Source =
Installation view of Mmuseumm 1 (all images courtesy Mmuseumm)
Installation view of Mmuseumm 1 (all images courtesy Mmuseumm unless otherwise noted)

“Anything becomes interesting if you look at it long enough,” Gustave Flaubert wrote in a letter. This is something I keep in mind when looking at visual art: there is usually a story for the eye to find, some detail to latch onto. But when in the company of Maira and Alex Kalman, I am reminded that this truly does extend to most “anything.”

Maira Kalman is a New York–based illustrator, while Alex, her son, is the co-founder of Mmuseumm, a former elevator shaft in Tribeca that he and two friends transformed into an exhibition space. This month, Mmuseumm launched its fourth season with a second space, Mmuseumm 2, a storefront window nearby where Maira has re-created the closet of her mother, Sara Berman.

Kalman, an author and illustrator for The New Yorker, New York Times, and Departures Magazine, is known for picking up on the unnoticed, overlooked particulars of daily existence — in her telling of the life of Thomas Jefferson, for instance, we learn that the author of the Declaration of Independence “slept slightly sitting up” and that his favorite vegetable was peas. There is a rambling quality to her stories; we feel we are with her while she freely discovers her subjects, which vary from fashion shows to yoga retreats to artist studios.

“For me, the digressive moment is the moment,” she once told the interviewer Paul Holdengräber. It’s why Kalman loves walking — because you can stop thinking and just look and be. Walking, for her, is an exercise in keeping an open mind, in letting her surroundings catch her by surprise.

Installation view of Sara Berman's closet
Installation view of Sara Berman’s closet at Mmuseumm 2

It’s only suitable, then, that one stumbles upon Kalman’s installation of her mother’s closet by walking down a quiet alley. Behind a pane of glass, neatly folded white linens and shirts and stacks of rosy underwear sit on white shelves — “Sara, who came from Belarus, only wore white,” says the British voice of the audio guide. “I always say she was emulating the empress Josephine,” Kalman said to me of her mother’s fashion choices. “But that is not true. We never talked about it … In some instinctual way she was clarifying the world.”

There’s a glass jar filled with identical gray buttons, a bottle of Chanel No. 19, a box of recipes (for roasts, blintzes, schnitzel, and “some unfortunate forays into Americana,” Maira confessed), and a cheese grater for making potato pancakes. The chain for the light dangles playfully from the ceiling with a fluffy red ball of yarn to pull on. While growing up, “the closet was a masterpiece of modern art in our eyes,” said Alex. The closet has been reproduced almost identically, though on a slightly smaller scale, and with a few substitutes — “it’s like the vertebrae at the Natural History Museum, only here we have a bra and a pair of socks,” he explained. Indeed, ever since Sara Berman died, Maira has envisioned her mother’s closet as a kind of museum, hoping that one day it would become “a big attraction for people worldwide.”

Detail of Sara Berman's closet (click to enlarge)
Detail of Sara Berman’s closet (click to enlarge)

Directives =
1/ Name every publication the article about Mmuseumm says Maira Kalman writes and illustrates for.
2/ Go on with the article about Mmuseumm and Sara Berman's closet from the point where it stops.

Records provided =
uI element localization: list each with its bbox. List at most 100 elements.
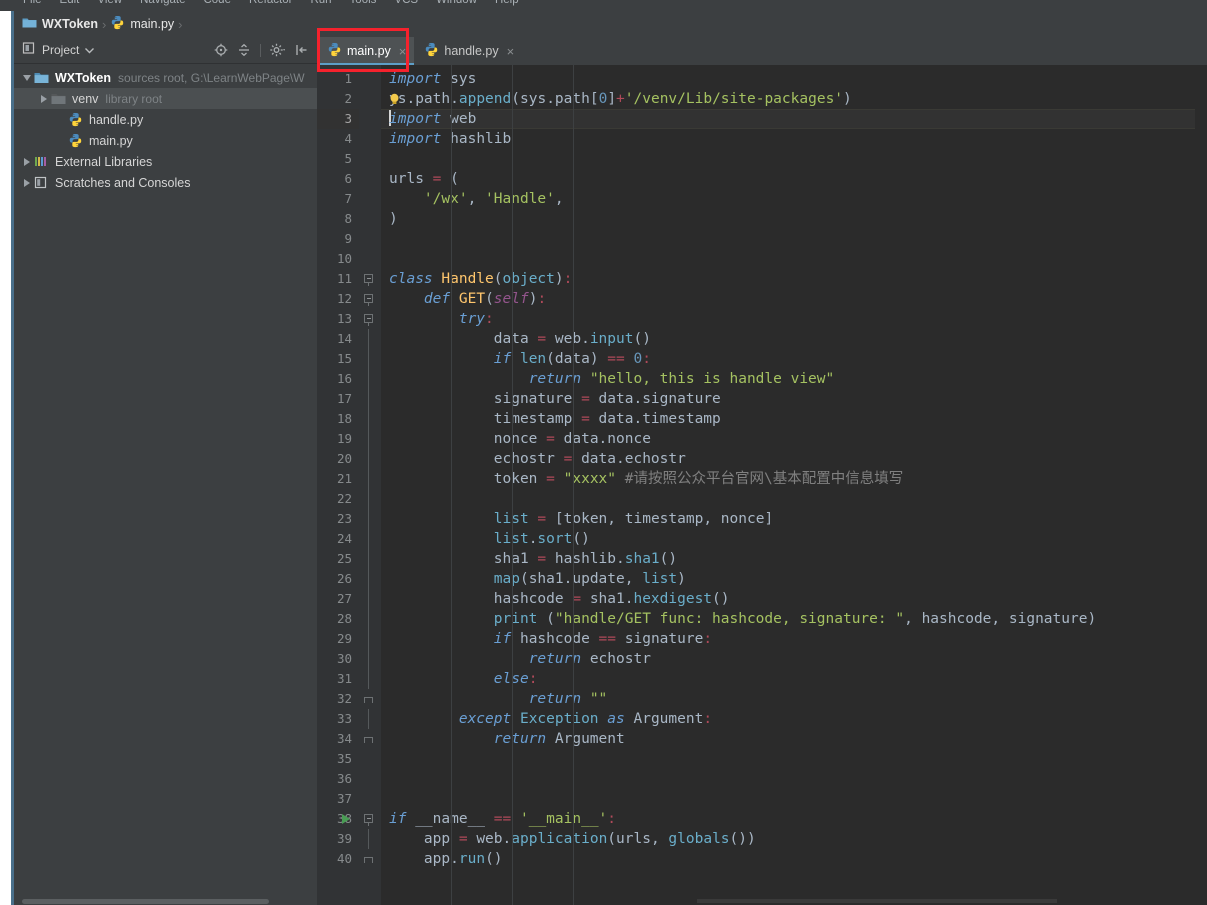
code-operator: :: [703, 631, 712, 647]
chevron-right-icon[interactable]: [37, 95, 51, 103]
editor-marker-strip[interactable]: [1195, 93, 1207, 905]
tree-item-external-libraries[interactable]: External Libraries: [14, 151, 317, 172]
code-line[interactable]: sha1 = hashlib.sha1(): [381, 549, 1207, 569]
locate-icon[interactable]: [214, 43, 228, 57]
menu-item-navigate[interactable]: Navigate: [131, 0, 194, 11]
code-line[interactable]: [381, 489, 1207, 509]
tree-item-wxtoken[interactable]: WXTokensources root, G:\LearnWebPage\W: [14, 67, 317, 88]
tree-item-handle-py[interactable]: handle.py: [14, 109, 317, 130]
source-code[interactable]: import sysys.path.append(sys.path[0]+'/v…: [381, 65, 1207, 905]
code-operator: :: [529, 671, 538, 687]
code-line[interactable]: app = web.application(urls, globals()): [381, 829, 1207, 849]
chevron-right-icon[interactable]: [20, 158, 34, 166]
editor-horizontal-scrollbar[interactable]: [697, 899, 1057, 903]
fold-collapse-icon[interactable]: [364, 294, 373, 303]
editor-tab-main-py[interactable]: main.py×: [317, 37, 414, 65]
code-editor[interactable]: 1234567891011121314151617181920212223242…: [317, 65, 1207, 905]
code-line[interactable]: [381, 149, 1207, 169]
code-line[interactable]: ): [381, 209, 1207, 229]
intention-bulb-icon[interactable]: [389, 91, 400, 103]
code-line[interactable]: class Handle(object):: [381, 269, 1207, 289]
code-line[interactable]: return echostr: [381, 649, 1207, 669]
code-line[interactable]: urls = (: [381, 169, 1207, 189]
code-line[interactable]: import hashlib: [381, 129, 1207, 149]
code-line[interactable]: try:: [381, 309, 1207, 329]
code-line[interactable]: [381, 249, 1207, 269]
editor-tab-handle-py[interactable]: handle.py ×: [414, 37, 522, 65]
code-line[interactable]: list.sort(): [381, 529, 1207, 549]
code-keyword: except: [459, 711, 511, 727]
menu-item-refactor[interactable]: Refactor: [240, 0, 301, 11]
fold-row: [359, 629, 381, 649]
chevron-down-icon[interactable]: [20, 75, 34, 81]
settings-gear-icon[interactable]: [270, 43, 286, 57]
code-folding-gutter[interactable]: [359, 65, 381, 905]
code-line[interactable]: token = "xxxx" #请按照公众平台官网\基本配置中信息填写: [381, 469, 1207, 489]
code-line[interactable]: if __name__ == '__main__':: [381, 809, 1207, 829]
code-line[interactable]: [381, 789, 1207, 809]
code-line[interactable]: map(sha1.update, list): [381, 569, 1207, 589]
menu-item-edit[interactable]: Edit: [51, 0, 89, 11]
code-line[interactable]: print ("handle/GET func: hashcode, signa…: [381, 609, 1207, 629]
fold-end-icon[interactable]: [364, 737, 373, 743]
code-line[interactable]: if len(data) == 0:: [381, 349, 1207, 369]
close-icon[interactable]: ×: [399, 44, 407, 59]
menu-item-view[interactable]: View: [88, 0, 131, 11]
chevron-right-icon[interactable]: [20, 179, 34, 187]
hide-panel-icon[interactable]: [295, 43, 309, 57]
project-tree[interactable]: WXTokensources root, G:\LearnWebPage\Wve…: [14, 64, 317, 905]
menu-item-vcs[interactable]: VCS: [385, 0, 427, 11]
code-line[interactable]: ys.path.append(sys.path[0]+'/venv/Lib/si…: [381, 89, 1207, 109]
fold-row: [359, 509, 381, 529]
fold-collapse-icon[interactable]: [364, 814, 373, 823]
tree-item-venv[interactable]: venvlibrary root: [14, 88, 317, 109]
code-line[interactable]: timestamp = data.timestamp: [381, 409, 1207, 429]
code-line[interactable]: hashcode = sha1.hexdigest(): [381, 589, 1207, 609]
code-line[interactable]: [381, 749, 1207, 769]
menu-item-run[interactable]: Run: [301, 0, 340, 11]
code-operator: =: [537, 511, 546, 527]
tree-item-main-py[interactable]: main.py: [14, 130, 317, 151]
code-line[interactable]: [381, 229, 1207, 249]
fold-row: [359, 389, 381, 409]
fold-collapse-icon[interactable]: [364, 274, 373, 283]
chevron-down-icon[interactable]: [85, 41, 94, 59]
menu-item-file[interactable]: File: [14, 0, 51, 11]
fold-end-icon[interactable]: [364, 697, 373, 703]
code-line[interactable]: except Exception as Argument:: [381, 709, 1207, 729]
code-line[interactable]: [381, 769, 1207, 789]
editor-tab-label: handle.py: [444, 44, 498, 58]
code-line[interactable]: nonce = data.nonce: [381, 429, 1207, 449]
breadcrumb-item-file[interactable]: main.py: [110, 15, 174, 33]
code-line[interactable]: data = web.input(): [381, 329, 1207, 349]
fold-collapse-icon[interactable]: [364, 314, 373, 323]
run-configuration-icon[interactable]: [342, 814, 350, 824]
code-line[interactable]: '/wx', 'Handle',: [381, 189, 1207, 209]
line-number: 32: [317, 689, 359, 709]
code-line[interactable]: return "": [381, 689, 1207, 709]
code-line[interactable]: echostr = data.echostr: [381, 449, 1207, 469]
code-identifier: hashcode: [922, 611, 992, 627]
code-line[interactable]: else:: [381, 669, 1207, 689]
close-icon[interactable]: ×: [507, 44, 515, 59]
code-line[interactable]: def GET(self):: [381, 289, 1207, 309]
code-line[interactable]: list = [token, timestamp, nonce]: [381, 509, 1207, 529]
tree-item-scratches-and-consoles[interactable]: Scratches and Consoles: [14, 172, 317, 193]
menu-item-help[interactable]: Help: [486, 0, 528, 11]
project-horizontal-scrollbar[interactable]: [22, 899, 269, 904]
code-line[interactable]: import web: [381, 109, 1207, 129]
menu-item-window[interactable]: Window: [427, 0, 486, 11]
menu-item-tools[interactable]: Tools: [341, 0, 386, 11]
menu-item-code[interactable]: Code: [194, 0, 240, 11]
code-line[interactable]: import sys: [381, 69, 1207, 89]
code-line[interactable]: signature = data.signature: [381, 389, 1207, 409]
pycharm-window: FileEditViewNavigateCodeRefactorRunTools…: [0, 0, 1207, 905]
code-line[interactable]: if hashcode == signature:: [381, 629, 1207, 649]
code-line[interactable]: app.run(): [381, 849, 1207, 869]
breadcrumb-item-project[interactable]: WXToken: [22, 17, 98, 32]
collapse-all-icon[interactable]: [237, 43, 251, 57]
code-line[interactable]: return Argument: [381, 729, 1207, 749]
code-operator: =: [546, 431, 555, 447]
fold-end-icon[interactable]: [364, 857, 373, 863]
code-line[interactable]: return "hello, this is handle view": [381, 369, 1207, 389]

Outputs in order =
1/ The New Yorker, New York Times, Departures Magazine

2/
Sara Berman’s luminous closet gives us pause. There is a sense of calm and purpose in those sheets and sweaters that were daily and meticulously folded. (“Some families go bowling together. We ironed and folded and sorted and stacked with joy,” said Maira.) Everything, from the pair of reading glasses to the stray piece of checkered ribbon, takes on an anthropomorphic quality; the shoes themselves become portraits: there are six pairs of them, lined up neatly, all with pointed ends and some with their laces undone. Varying in grays, browns, and creams, the shoes are sharp and delicate, playful and smart — much as I imagine Sara Berman to have been.

“Everyone grows up with a language in their home. Ours was looking,” said Alex. Just as Maira asks us to contemplate a closet, usually thought of as a repository behind closed doors, Alex draws our attention to objects that would’ve generally escaped us, like coffee cup lids, vomit bags, gas masks, and eggs (that will, in fact, hatch). He describes the objects in Mmuseumm, on display behind glass vitrines like scientific specimens, as “meaningless and potentially meaningful.” Some come from Mmuseumm’s permanent collection, like a gold $100 bill and a rubber chicken wing, but the majority traveled from collections around the world. For instance, the cornflake index — a personal collection of cornflakes organized by shape, color, and texture — arrived from England “packaged like the queen’s jewels.” The way Alex sees it, these objects should be cared for like artworks. And yet, when Mmuseumm runs its call for submissions each season, it welcomes proposals from anyone around the world on one condition: that it not include “art.”

The winning collections, Alex explains, are those whose contents are “not obvious” — you wouldn’t think to stop to look at a rusty nail (one of many in a doctor’s collection of objects he has removed from people’s bodies) in the same way you would stop before a painting. “It is never ironic,” he made clear. “It’s sincere.” Like Maira, Alex is drawn to “the vernacular” because it communicates something “incredibly intimate and human.”

In other museums, the assumption is that you won’t fully appreciate an object unless you have the historical background. Here, there is no background necessary, except perhaps a sense of humor and some compassion. It was from “my beautiful mother,” an oft-repeated phrase, that Maira learned that knowledge isn’t really what matters. “What you have to have is curiosity.” Growing up, Maira was never “tested” on her knowledge or asked to “perform.” In fact, she says with some pride, “facts were banished from our home.”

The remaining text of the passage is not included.